ТЕКСТ ОТРЫВКА:
238
141. Книга И.-Я. Бахофена — «Материнское право» (1861). Продолжатель романтической традиции, Бахофен был отвергнут университетской наукой своего времени как беспочвенный фантаст; работал над реконструкцией мировоззрения доклассической, архаической античности, уделяя особое внимание мотивам «хтонического» и «матриархального» комплекса: плодоносность порождающей и хоронящей в своем лоне земли, святость материнства, рода и предания и т. п.
239
142. «Рай», XXX. Слово «впервые» неточно: роза — распространенный символ средневекового литературного и художественного обихода задолго до Данте.
240
143. Имеются в виду «Романсы о Розарии» («Romanzen vom Rosenkranz»; возникли в 1803–1812 гг., изданы в 1852 г.) — неоконченный эпос немецкого романтического поэта Клеменса Брентано. У Брентано (как в меньшей степени и у Вяч. Иванова) символ розы связан с тем обстоятельством, что в католическом обиходе четки и особого рода молитва по четкам, соединенная с размышлением о пяти «радостных», пяти «скорбных» и пяти «славных» таинствах жизни Девы Марии, называются «Розарием» (латин. Rosarium, нем. Rosenkranz). Имена трех героинь эпоса Брентано, которых неведение и древнее проклятие ведут к кровосмесительному браку с братьями, а благодать отводит от этого брака, — Розароза (Алая Роза), Розадора (Золотая Роза) и Розабланка (Белая Роза).

ИСХОДНЫЕ ДАННЫЕ:
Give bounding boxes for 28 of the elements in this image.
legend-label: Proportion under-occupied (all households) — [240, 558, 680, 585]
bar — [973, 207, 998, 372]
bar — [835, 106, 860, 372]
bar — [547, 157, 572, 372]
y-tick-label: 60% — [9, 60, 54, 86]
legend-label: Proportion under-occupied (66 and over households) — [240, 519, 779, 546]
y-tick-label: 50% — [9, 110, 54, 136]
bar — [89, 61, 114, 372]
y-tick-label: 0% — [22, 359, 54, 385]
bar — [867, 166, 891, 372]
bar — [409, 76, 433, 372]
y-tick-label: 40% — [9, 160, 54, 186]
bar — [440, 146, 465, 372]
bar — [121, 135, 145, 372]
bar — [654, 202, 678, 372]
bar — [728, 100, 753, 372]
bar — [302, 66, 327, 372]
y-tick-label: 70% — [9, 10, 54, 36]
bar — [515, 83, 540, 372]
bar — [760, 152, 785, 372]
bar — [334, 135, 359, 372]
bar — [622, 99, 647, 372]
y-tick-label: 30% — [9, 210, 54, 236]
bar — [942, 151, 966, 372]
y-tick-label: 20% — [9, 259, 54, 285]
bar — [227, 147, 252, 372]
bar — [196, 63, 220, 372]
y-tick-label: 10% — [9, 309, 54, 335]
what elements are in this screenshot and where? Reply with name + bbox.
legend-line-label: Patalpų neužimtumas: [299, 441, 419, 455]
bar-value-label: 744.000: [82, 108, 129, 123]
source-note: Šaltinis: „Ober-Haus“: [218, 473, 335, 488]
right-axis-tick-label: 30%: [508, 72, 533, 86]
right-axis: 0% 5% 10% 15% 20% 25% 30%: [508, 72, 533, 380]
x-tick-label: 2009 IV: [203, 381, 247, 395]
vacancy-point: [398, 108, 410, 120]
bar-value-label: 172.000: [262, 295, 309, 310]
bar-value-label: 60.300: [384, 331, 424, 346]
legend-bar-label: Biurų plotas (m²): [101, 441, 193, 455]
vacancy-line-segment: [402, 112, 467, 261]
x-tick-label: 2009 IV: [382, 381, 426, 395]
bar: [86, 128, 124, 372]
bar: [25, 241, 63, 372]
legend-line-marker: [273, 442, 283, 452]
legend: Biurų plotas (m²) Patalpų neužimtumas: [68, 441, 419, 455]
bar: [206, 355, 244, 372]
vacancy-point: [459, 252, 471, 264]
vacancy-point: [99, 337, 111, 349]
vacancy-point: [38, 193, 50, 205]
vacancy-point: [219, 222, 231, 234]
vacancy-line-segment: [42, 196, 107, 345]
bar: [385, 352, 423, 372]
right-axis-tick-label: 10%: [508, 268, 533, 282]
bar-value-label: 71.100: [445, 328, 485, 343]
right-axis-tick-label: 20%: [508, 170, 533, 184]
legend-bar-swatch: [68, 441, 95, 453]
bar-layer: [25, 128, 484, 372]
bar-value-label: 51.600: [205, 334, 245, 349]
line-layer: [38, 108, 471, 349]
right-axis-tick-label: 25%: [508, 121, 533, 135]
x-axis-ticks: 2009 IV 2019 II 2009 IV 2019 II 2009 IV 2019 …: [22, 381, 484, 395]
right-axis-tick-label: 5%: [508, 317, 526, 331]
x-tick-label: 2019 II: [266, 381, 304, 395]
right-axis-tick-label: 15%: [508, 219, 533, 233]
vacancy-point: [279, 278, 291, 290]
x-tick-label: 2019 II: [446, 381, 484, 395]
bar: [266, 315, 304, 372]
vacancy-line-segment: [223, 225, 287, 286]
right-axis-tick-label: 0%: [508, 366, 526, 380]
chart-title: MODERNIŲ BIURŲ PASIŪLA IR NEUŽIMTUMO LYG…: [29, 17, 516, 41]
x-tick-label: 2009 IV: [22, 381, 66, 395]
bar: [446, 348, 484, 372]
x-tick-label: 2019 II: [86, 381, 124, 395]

ПИСЬМЕННЫЕ ЗАДАНИЯ:
1. Выпишите из записей каждую строку, содержащую слово «right».
2. Продолжите комментарий о Бахофене, Данте и Брентано, начав сразу после его последнего предложения.

ОТВЕТЫ:
1.
right-axis-tick-label: 30%: [508, 72, 533, 86]
right-axis: 0% 5% 10% 15% 20% 25% 30%: [508, 72, 533, 380]
right-axis-tick-label: 10%: [508, 268, 533, 282]
right-axis-tick-label: 20%: [508, 170, 533, 184]
right-axis-tick-label: 25%: [508, 121, 533, 135]
right-axis-tick-label: 5%: [508, 317, 526, 331]
right-axis-tick-label: 15%: [508, 219, 533, 233]
right-axis-tick-label: 0%: [508, 366, 526, 380]

2.
241
144. В рукописи ЗМ не печатавшийся ранее фрагмент находится перед фрагментом «Rosarium», в то время как у Вяч. Иванова сам цикл «Газэлы о розе» — часть книги «Rosarium». Конечно, Бахтин мог говорить о входящих в «Cor Ardens» циклах и произведениях, не считаясь с их расположением внутри двухтомника, но этому противоречит следующая фраза М.М.Б. из ЗМ: «Особенностью поэзии Вяч. Иванова является и то, что все его сборники как бы делятся на главы и главы расположены последовательно, продолжают одна другую» (с. 322).
242
145. Фрагмент записи «Феофил и Мария» в соответствии с местом расположения самой поэмы «Феофил и Мария» внутри двухтомного (или двухчастного) сборника «Cor Ardens» перемещен в конец темы. В рукописи ЗМ (см. публикацию в ЭСТ) фрагмент о поэме из книги «Rosarium», пятой и последней книги ивановского «пятикнижия», расположен так, как если бы поэма «Феофил и Мария» входила, как «Венок сонетов», в книгу «Любовь и смерть», четвертую книгу двухтомника «Cor Ardens». Во фрагменте «Любовь и смерть» поэма «Феофил и Мария» только названа; во фрагменте «Rosarium», т. е. как раз в общей характеристике пятой книги, куда и входит поэма, ее завершая, о поэме «Феофил и Мария» сказано несколько слов.
243
146. См. об эпитете у Сологуба в теме «Сологуб» (с. 316), а также о метафоре и эпитете как таковых — в ФМ на с. 189–190.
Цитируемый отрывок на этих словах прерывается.